Stored data entries
##########
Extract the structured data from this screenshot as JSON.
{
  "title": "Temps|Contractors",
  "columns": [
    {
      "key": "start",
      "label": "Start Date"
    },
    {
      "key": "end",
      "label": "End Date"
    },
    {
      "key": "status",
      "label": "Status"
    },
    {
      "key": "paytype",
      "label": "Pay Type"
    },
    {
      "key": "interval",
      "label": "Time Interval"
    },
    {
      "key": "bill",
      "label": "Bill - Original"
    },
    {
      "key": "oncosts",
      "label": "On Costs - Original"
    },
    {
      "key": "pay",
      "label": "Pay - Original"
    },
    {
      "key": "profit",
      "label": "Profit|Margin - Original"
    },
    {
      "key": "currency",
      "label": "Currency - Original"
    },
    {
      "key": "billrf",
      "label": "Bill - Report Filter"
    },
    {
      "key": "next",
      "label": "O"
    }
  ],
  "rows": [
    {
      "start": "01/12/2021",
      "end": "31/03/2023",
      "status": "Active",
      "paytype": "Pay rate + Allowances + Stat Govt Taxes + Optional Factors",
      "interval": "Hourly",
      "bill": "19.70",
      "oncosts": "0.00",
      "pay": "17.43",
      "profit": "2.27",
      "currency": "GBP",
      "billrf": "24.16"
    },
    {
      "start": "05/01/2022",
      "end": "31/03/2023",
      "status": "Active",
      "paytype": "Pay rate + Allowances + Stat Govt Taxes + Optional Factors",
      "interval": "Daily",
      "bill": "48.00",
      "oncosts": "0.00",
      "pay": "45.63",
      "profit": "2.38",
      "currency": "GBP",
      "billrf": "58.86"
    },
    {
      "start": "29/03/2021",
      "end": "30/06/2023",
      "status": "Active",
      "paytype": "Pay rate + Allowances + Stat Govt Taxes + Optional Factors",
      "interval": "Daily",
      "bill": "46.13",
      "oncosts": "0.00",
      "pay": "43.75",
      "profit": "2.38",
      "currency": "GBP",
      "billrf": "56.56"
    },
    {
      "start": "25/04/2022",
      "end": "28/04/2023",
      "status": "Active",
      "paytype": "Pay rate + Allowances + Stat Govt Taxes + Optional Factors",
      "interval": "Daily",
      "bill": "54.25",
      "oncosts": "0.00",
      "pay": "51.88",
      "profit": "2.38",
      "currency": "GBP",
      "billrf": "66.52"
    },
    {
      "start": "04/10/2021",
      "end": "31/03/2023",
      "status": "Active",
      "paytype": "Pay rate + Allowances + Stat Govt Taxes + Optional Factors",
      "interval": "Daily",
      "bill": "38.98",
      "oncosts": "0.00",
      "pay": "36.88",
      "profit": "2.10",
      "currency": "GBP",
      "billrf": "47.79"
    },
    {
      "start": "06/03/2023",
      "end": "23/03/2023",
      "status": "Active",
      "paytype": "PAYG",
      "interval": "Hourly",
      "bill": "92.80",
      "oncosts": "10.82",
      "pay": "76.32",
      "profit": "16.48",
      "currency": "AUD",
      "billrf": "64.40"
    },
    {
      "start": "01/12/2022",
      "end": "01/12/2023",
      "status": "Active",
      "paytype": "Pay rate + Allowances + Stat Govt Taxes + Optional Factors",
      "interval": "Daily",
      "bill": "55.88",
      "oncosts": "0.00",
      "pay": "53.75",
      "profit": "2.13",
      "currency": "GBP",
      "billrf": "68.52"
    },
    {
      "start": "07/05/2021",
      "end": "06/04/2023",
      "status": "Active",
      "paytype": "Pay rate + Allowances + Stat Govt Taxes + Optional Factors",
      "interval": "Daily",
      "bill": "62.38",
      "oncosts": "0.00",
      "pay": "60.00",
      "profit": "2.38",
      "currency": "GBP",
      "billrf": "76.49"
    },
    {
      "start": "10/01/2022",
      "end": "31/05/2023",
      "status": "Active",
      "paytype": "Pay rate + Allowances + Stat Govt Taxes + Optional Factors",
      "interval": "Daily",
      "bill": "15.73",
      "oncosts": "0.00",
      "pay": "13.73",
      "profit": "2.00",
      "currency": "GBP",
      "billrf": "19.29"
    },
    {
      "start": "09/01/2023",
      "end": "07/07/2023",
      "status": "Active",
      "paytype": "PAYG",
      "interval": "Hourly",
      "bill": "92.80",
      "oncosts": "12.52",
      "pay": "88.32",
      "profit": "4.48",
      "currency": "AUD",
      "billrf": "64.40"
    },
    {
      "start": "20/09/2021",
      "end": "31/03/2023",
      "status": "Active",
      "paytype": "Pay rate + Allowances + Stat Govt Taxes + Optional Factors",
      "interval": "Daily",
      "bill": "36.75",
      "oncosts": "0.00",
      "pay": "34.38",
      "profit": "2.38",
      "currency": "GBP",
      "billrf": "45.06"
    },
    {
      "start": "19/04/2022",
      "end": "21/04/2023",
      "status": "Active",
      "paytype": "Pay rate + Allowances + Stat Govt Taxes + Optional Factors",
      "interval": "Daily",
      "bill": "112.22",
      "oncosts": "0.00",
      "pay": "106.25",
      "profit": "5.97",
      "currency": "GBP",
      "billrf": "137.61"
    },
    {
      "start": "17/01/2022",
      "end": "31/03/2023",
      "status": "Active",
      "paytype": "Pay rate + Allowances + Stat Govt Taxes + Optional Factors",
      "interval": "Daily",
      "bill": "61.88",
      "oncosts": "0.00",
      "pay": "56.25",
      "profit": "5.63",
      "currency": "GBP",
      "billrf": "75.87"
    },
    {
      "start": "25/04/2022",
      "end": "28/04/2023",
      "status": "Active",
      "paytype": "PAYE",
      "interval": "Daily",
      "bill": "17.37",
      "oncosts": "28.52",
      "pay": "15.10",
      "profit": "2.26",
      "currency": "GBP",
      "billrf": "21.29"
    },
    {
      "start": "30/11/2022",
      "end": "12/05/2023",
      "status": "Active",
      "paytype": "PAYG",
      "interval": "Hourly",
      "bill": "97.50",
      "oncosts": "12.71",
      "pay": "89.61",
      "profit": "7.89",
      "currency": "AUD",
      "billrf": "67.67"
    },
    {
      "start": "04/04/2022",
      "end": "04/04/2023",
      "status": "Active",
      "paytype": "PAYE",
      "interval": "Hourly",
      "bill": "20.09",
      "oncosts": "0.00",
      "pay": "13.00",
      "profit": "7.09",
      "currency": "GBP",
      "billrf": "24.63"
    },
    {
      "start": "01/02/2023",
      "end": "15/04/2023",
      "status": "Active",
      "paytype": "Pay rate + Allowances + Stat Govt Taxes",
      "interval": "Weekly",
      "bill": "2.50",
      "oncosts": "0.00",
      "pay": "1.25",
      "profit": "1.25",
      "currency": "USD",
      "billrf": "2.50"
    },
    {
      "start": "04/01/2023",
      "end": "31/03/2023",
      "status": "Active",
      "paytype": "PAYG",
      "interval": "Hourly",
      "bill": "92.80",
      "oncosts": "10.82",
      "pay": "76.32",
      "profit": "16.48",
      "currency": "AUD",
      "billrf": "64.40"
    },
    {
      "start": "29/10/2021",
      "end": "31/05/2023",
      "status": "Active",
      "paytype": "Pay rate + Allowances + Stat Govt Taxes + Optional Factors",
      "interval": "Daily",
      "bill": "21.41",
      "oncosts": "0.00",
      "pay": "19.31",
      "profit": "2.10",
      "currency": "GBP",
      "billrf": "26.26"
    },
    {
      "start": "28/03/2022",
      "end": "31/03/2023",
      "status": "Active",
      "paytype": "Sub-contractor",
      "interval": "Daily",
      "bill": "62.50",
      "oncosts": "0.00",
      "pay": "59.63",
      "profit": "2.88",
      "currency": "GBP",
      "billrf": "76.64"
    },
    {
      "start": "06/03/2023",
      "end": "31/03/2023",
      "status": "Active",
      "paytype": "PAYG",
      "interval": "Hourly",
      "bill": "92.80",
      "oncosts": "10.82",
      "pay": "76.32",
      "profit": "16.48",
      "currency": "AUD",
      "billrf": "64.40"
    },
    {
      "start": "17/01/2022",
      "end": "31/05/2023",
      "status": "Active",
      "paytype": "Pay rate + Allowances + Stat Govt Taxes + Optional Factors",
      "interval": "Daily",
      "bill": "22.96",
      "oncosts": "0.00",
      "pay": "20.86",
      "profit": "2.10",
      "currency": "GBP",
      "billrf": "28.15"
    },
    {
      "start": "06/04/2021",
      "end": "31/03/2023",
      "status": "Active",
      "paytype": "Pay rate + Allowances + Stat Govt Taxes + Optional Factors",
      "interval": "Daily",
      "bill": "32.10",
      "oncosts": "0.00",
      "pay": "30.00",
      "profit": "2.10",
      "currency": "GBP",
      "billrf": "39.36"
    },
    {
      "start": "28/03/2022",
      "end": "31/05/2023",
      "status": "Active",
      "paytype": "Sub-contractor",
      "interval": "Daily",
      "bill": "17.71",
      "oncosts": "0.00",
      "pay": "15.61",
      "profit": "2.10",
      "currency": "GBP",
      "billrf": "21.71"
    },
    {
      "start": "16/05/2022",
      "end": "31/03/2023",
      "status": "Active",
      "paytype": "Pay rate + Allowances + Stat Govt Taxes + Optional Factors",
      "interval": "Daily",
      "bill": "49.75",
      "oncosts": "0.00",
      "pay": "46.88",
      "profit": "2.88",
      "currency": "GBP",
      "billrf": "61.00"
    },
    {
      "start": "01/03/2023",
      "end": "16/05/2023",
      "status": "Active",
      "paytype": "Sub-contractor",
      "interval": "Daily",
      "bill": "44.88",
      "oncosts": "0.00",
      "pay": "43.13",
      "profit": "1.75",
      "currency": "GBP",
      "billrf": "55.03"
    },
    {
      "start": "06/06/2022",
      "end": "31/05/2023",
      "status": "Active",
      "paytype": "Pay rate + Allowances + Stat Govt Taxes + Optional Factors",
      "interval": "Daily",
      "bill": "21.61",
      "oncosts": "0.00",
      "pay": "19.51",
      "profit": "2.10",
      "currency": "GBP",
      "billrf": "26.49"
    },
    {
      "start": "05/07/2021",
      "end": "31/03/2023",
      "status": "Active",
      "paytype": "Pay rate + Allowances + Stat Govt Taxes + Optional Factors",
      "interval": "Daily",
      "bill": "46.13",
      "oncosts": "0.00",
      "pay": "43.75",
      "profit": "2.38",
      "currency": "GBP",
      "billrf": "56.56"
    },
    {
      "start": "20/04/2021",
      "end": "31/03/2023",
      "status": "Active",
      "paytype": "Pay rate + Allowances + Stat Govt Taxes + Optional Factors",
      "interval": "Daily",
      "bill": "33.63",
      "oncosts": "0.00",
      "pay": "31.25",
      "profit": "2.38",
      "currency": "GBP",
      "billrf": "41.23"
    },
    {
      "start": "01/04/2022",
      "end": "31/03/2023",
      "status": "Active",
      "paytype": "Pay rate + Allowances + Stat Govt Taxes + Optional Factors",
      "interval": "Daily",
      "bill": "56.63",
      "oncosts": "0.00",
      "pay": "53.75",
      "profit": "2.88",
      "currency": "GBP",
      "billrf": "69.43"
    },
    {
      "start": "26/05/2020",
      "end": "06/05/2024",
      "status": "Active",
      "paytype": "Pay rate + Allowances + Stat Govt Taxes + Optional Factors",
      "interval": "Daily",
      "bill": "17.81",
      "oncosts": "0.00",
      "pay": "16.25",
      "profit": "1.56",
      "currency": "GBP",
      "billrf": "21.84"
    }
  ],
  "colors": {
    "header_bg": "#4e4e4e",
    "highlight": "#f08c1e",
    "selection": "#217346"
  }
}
##########
# Task to carry out
Show every line from the entries above in which "Original" appears.

# Answer to this exercise
      "label": "Bill - Original"
      "label": "On Costs - Original"
      "label": "Pay - Original"
      "label": "Profit|Margin - Original"
      "label": "Currency - Original"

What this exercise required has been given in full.